▶ [Problem details]:
Show every line of the records below that contains the word "protección".

▶ [Data excerpts]:
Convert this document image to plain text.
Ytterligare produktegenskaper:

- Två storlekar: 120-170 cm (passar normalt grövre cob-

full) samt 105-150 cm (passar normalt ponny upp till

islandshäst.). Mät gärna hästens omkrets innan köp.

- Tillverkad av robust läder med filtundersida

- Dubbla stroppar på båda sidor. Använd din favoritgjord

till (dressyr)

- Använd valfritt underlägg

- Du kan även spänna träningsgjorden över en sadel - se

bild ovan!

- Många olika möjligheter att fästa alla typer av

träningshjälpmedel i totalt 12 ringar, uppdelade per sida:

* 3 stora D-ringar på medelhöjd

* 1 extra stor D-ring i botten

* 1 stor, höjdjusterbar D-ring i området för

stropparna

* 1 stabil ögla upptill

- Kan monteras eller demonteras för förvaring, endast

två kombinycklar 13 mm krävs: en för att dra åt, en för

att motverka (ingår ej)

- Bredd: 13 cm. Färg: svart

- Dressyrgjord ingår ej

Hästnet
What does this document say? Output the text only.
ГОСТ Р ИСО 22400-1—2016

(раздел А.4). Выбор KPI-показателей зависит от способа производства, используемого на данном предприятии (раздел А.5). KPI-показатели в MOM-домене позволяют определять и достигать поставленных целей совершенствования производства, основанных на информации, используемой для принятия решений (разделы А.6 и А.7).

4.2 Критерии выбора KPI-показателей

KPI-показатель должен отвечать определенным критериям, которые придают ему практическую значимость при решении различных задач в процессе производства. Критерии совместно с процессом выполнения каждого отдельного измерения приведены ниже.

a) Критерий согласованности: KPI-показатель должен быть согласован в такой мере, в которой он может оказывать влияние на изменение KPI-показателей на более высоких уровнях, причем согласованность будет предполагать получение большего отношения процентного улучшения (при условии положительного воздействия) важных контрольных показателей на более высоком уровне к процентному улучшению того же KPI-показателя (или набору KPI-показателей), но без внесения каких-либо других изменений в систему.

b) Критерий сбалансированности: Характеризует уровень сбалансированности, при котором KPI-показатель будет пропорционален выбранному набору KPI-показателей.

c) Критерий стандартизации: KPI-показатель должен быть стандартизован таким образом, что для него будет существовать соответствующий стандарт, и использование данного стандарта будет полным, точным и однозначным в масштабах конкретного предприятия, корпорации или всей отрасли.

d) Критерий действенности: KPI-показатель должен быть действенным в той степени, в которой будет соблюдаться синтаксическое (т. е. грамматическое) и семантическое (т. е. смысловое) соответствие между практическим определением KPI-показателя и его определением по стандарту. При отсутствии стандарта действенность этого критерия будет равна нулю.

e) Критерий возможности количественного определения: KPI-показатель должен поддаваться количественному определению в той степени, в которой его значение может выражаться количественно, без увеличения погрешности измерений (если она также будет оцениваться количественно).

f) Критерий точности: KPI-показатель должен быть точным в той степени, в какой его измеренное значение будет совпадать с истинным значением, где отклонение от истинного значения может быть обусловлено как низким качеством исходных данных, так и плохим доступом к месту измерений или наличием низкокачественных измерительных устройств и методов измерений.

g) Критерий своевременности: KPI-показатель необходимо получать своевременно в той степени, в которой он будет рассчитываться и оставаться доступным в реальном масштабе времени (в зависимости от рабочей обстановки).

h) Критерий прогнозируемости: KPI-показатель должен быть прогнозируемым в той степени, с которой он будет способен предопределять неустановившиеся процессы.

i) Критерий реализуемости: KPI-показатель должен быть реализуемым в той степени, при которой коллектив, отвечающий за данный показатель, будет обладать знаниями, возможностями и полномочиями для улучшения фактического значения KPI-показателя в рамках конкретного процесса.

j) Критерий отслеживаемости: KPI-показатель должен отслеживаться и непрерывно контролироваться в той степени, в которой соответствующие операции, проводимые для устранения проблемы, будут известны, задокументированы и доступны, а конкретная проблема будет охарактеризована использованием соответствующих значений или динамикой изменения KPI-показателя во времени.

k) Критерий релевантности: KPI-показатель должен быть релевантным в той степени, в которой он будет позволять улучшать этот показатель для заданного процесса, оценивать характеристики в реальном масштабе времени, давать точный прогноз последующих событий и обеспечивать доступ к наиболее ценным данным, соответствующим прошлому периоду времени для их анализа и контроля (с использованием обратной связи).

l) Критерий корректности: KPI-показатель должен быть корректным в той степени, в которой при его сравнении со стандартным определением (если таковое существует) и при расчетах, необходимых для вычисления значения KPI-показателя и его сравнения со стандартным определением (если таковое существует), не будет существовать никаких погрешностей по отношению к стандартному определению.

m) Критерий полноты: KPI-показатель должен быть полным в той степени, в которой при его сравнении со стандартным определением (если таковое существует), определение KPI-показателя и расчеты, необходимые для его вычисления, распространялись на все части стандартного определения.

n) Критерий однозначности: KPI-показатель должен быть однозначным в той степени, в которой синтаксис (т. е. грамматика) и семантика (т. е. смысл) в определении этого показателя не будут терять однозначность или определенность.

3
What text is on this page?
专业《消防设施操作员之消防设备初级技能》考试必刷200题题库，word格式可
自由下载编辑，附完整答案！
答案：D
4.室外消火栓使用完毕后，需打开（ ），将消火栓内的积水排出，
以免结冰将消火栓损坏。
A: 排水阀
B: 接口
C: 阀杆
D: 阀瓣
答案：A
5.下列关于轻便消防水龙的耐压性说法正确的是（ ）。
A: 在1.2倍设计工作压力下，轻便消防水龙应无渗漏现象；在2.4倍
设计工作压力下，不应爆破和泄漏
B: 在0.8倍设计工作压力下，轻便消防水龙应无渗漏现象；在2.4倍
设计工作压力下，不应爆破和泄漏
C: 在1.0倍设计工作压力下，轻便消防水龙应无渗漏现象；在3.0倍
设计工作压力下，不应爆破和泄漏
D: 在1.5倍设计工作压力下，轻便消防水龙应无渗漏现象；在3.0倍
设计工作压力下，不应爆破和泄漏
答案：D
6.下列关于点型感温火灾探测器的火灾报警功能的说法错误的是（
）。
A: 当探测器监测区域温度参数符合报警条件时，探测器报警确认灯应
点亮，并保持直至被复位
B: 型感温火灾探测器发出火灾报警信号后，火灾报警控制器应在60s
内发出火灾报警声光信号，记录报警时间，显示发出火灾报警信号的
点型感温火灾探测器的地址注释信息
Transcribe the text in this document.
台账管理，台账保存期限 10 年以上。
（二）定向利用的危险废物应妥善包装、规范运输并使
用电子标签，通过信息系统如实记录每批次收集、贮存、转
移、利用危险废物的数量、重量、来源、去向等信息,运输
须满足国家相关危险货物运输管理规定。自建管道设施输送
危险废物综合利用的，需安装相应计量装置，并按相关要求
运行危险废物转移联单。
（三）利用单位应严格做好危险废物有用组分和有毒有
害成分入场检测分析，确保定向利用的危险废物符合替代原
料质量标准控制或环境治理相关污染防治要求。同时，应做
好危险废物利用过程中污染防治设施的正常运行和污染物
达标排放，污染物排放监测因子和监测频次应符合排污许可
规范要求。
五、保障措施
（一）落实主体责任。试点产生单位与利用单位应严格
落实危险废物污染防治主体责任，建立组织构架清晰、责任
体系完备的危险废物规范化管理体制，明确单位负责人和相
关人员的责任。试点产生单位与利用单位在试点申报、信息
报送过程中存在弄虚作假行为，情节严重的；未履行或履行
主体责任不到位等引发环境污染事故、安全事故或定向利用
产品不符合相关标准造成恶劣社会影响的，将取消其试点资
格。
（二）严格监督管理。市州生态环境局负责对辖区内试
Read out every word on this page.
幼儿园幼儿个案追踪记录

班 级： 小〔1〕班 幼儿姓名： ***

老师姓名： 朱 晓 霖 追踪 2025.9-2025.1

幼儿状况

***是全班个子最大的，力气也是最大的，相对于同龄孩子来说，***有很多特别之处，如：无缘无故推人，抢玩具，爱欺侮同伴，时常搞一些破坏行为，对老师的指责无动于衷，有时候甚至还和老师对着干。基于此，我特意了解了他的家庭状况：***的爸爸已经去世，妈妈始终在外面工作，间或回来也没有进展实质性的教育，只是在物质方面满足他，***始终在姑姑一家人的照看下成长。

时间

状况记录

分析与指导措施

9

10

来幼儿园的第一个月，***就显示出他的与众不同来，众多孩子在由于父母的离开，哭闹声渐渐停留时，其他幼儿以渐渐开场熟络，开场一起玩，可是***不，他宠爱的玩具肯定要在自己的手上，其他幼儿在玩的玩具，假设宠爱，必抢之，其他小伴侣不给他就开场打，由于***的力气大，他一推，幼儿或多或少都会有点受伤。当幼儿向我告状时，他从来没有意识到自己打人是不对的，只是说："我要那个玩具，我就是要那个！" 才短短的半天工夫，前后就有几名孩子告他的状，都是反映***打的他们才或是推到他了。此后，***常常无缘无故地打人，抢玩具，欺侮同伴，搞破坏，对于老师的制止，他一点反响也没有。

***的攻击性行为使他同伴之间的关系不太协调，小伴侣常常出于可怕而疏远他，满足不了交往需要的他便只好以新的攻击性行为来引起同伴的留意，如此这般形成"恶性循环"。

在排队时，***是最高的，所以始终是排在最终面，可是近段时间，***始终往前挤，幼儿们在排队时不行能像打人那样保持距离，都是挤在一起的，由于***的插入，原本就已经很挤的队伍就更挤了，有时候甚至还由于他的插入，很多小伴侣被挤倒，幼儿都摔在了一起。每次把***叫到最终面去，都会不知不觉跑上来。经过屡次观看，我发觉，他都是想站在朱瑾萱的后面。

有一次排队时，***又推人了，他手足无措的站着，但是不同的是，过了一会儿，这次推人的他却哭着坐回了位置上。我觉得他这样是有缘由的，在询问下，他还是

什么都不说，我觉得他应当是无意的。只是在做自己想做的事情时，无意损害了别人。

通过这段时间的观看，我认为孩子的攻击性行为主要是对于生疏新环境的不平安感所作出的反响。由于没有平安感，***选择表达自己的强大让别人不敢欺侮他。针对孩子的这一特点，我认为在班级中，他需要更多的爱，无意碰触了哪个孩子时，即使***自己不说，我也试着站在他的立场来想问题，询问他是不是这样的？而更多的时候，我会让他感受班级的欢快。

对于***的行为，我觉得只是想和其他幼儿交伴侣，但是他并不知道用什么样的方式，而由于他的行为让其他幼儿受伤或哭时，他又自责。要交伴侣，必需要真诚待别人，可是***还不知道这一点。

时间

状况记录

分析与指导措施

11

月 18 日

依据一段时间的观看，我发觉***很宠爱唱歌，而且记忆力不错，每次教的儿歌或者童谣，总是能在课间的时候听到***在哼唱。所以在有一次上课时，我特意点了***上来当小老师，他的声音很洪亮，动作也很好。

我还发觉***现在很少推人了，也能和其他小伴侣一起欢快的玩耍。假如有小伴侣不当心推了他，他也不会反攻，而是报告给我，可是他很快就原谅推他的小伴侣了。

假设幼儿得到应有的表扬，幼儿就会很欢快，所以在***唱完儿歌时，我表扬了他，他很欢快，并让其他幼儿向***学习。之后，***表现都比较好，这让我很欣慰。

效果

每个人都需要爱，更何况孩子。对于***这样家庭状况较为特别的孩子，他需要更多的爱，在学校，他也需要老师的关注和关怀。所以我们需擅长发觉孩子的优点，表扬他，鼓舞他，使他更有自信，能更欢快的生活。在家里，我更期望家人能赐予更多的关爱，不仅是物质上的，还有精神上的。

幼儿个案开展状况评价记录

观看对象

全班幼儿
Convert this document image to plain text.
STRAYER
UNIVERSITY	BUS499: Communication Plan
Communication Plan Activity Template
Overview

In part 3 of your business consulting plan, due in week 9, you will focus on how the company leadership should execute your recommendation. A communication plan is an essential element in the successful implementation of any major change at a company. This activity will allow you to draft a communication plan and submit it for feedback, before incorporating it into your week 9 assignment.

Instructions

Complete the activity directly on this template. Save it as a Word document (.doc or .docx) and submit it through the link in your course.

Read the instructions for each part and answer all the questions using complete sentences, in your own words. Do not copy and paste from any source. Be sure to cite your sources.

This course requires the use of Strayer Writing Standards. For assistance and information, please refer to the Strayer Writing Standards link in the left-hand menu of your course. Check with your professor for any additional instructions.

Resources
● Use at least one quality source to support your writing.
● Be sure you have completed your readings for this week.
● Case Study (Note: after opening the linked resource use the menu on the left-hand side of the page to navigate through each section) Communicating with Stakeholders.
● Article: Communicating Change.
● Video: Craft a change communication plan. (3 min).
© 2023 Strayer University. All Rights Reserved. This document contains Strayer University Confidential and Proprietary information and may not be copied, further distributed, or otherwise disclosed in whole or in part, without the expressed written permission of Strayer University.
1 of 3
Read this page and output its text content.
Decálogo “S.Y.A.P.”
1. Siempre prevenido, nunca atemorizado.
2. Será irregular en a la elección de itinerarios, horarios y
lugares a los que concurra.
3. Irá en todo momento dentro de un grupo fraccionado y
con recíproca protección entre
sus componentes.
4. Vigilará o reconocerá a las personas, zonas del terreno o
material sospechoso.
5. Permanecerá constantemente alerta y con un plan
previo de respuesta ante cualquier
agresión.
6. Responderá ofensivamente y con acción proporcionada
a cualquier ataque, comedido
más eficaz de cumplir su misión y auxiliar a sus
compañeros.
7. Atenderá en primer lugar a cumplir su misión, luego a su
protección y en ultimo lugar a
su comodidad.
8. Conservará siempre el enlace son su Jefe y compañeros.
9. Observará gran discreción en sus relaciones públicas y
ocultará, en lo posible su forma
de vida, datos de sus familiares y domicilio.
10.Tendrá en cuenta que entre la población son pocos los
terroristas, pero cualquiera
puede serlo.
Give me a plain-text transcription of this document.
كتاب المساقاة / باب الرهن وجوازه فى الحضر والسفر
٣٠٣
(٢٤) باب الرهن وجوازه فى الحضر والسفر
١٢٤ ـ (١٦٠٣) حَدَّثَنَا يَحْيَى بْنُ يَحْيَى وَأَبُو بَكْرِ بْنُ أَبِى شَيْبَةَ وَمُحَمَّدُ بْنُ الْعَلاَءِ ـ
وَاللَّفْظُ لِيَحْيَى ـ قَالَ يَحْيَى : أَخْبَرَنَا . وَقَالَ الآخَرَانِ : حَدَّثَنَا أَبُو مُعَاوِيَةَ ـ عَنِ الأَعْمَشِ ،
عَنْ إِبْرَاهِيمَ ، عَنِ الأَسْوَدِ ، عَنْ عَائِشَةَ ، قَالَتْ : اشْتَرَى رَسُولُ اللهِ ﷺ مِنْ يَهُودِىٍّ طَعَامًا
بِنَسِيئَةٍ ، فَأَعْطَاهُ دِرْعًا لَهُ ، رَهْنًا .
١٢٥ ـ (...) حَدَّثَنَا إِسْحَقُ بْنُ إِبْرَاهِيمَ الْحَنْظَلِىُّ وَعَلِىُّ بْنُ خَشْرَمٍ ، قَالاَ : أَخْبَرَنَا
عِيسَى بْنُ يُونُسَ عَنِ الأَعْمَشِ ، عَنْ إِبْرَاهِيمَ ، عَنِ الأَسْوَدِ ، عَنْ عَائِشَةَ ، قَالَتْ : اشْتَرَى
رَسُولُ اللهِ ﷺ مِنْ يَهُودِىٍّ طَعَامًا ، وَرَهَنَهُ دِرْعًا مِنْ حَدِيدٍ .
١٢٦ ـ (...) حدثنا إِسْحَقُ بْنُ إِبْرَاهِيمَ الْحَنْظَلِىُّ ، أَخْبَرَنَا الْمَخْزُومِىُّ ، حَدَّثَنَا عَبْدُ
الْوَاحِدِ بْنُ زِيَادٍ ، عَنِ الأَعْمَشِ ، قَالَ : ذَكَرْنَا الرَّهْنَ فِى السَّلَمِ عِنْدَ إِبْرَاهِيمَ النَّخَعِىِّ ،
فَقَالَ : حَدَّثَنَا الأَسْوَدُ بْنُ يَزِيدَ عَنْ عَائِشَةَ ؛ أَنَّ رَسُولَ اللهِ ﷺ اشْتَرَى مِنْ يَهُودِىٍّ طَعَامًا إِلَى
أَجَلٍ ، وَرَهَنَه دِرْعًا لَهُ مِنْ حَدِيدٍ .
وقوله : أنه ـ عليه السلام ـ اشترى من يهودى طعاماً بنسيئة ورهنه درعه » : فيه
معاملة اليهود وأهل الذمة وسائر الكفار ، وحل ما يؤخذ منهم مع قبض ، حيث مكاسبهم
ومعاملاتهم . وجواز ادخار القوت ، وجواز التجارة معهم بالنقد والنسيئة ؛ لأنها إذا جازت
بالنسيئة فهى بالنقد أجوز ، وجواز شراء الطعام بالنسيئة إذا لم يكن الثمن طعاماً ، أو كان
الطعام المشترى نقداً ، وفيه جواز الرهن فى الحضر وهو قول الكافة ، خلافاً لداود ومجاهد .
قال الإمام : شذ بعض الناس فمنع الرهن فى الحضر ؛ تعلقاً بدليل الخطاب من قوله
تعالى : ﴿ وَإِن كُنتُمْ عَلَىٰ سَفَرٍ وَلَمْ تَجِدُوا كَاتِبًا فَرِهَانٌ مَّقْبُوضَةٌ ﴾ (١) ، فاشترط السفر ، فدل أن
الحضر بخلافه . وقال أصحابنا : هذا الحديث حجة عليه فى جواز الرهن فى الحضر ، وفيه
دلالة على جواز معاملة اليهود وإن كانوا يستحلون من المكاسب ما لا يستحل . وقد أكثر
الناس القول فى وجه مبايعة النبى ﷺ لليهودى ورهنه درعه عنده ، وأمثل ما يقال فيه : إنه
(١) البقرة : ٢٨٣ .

▶ [Task output]:
con recíproca protección entre
protección y en ultimo lugar a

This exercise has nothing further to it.